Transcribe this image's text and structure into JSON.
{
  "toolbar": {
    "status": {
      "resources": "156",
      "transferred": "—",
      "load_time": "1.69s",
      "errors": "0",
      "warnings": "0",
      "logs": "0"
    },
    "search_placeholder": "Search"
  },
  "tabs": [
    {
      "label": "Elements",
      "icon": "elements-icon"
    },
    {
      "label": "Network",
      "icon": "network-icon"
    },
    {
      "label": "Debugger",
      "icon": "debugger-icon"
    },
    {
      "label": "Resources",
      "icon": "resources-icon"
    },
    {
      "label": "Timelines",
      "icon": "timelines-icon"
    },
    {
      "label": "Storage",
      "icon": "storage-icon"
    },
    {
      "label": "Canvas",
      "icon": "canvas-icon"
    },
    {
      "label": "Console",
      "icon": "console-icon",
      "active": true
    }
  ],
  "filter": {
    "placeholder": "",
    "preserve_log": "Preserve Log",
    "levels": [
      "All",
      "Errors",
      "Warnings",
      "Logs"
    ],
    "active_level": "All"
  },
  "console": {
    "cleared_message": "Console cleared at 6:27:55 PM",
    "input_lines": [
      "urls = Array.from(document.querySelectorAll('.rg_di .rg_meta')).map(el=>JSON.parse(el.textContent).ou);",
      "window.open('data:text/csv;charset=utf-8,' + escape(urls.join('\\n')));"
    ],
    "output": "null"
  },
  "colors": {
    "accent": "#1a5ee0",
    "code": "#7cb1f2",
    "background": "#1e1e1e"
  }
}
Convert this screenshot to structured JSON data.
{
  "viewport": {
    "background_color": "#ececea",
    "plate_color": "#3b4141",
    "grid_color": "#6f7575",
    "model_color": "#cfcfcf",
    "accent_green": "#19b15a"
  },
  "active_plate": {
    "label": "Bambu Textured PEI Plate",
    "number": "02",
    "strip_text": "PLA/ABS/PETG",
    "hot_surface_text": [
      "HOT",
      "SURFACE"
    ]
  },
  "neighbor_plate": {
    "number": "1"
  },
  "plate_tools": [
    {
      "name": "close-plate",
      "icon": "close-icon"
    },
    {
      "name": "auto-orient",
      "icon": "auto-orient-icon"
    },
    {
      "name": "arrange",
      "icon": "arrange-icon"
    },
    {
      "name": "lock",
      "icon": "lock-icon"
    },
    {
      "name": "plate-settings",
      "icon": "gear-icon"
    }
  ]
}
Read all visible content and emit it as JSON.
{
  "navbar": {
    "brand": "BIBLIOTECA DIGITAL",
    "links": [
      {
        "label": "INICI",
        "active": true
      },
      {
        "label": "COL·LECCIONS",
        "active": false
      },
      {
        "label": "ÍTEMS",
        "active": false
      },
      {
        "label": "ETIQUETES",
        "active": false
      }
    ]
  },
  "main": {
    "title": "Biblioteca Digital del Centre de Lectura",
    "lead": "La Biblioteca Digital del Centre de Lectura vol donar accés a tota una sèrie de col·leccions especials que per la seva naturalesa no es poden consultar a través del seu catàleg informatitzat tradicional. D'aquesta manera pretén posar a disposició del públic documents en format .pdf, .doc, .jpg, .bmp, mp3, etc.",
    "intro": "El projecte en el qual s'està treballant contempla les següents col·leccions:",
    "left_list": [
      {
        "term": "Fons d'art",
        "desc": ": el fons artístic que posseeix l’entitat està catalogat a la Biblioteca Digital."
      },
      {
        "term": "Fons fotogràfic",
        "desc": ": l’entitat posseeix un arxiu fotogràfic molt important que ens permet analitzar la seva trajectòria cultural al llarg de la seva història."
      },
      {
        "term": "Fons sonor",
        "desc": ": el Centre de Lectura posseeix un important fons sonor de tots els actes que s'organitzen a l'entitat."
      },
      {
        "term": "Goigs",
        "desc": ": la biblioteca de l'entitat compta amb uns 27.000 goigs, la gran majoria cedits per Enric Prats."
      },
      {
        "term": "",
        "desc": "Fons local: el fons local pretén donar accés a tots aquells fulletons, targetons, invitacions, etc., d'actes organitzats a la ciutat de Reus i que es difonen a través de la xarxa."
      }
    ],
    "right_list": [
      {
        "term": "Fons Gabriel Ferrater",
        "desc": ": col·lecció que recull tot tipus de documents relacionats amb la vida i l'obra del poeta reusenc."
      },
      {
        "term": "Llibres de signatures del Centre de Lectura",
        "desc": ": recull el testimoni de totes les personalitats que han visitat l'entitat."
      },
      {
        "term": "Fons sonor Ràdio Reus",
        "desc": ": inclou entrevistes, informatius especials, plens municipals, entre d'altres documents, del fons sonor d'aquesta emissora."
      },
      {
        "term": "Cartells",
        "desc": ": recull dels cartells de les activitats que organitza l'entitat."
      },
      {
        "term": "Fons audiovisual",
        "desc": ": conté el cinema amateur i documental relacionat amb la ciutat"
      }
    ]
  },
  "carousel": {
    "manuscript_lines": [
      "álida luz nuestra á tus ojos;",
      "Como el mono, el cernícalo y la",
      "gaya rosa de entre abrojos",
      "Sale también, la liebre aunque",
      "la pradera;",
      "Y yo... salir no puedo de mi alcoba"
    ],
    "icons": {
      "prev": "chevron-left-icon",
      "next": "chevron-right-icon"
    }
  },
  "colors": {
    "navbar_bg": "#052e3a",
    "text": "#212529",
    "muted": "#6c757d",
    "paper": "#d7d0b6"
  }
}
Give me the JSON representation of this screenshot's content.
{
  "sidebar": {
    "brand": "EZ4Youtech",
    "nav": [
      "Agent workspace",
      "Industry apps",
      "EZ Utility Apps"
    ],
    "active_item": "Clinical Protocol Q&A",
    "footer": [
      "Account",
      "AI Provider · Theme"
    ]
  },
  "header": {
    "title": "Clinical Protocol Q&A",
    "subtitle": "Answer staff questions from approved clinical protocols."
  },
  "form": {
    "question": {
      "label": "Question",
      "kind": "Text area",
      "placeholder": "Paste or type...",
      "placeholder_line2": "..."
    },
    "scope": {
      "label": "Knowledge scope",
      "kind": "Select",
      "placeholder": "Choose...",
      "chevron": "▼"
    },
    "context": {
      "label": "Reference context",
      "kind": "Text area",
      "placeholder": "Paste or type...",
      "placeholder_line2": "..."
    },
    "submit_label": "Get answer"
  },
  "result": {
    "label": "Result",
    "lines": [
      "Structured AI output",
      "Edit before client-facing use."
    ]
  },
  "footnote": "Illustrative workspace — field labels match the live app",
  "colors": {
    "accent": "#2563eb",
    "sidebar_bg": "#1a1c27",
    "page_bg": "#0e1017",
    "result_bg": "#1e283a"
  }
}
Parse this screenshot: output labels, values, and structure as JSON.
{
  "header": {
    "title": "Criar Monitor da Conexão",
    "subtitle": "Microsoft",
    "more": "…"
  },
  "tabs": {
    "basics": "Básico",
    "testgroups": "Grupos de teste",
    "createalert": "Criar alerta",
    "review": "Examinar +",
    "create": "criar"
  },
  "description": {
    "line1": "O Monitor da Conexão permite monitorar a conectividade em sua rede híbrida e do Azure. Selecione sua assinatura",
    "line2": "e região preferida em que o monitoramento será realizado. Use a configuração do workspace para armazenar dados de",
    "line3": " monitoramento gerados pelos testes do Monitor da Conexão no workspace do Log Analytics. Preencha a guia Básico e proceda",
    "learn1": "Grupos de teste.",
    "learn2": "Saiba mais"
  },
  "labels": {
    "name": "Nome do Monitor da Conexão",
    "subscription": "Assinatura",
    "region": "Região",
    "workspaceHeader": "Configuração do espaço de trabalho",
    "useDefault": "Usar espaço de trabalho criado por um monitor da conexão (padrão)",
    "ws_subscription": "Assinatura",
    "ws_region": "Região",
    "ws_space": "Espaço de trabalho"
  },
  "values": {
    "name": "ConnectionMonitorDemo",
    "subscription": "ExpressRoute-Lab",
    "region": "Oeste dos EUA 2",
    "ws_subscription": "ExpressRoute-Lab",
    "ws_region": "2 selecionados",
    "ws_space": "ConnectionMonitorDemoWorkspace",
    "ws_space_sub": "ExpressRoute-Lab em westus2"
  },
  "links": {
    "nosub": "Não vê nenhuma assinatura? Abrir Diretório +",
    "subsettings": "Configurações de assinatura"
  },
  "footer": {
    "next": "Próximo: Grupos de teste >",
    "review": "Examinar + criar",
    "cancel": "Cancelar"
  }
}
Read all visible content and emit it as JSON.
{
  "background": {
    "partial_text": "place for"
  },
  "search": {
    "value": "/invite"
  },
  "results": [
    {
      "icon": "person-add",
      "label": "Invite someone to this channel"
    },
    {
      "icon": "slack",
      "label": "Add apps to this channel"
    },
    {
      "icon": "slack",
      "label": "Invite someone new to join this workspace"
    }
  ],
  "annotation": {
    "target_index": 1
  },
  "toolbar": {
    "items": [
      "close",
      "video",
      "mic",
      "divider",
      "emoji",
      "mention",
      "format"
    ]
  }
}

----

Review the material and copy each line in which the word "Centre" appears.

OUTPUT OF THE TASK
    "title": "Biblioteca Digital del Centre de Lectura",
    "lead": "La Biblioteca Digital del Centre de Lectura vol donar accés a tota una sèrie de col·leccions especials que per la seva naturalesa no es poden consultar a través del seu catàleg informatitzat tradicional. D'aquesta manera pretén posar a disposició del públic documents en format .pdf, .doc, .jpg, .bmp, mp3, etc.",
        "desc": ": el Centre de Lectura posseeix un important fons sonor de tots els actes que s'organitzen a l'entitat."
        "term": "Llibres de signatures del Centre de Lectura",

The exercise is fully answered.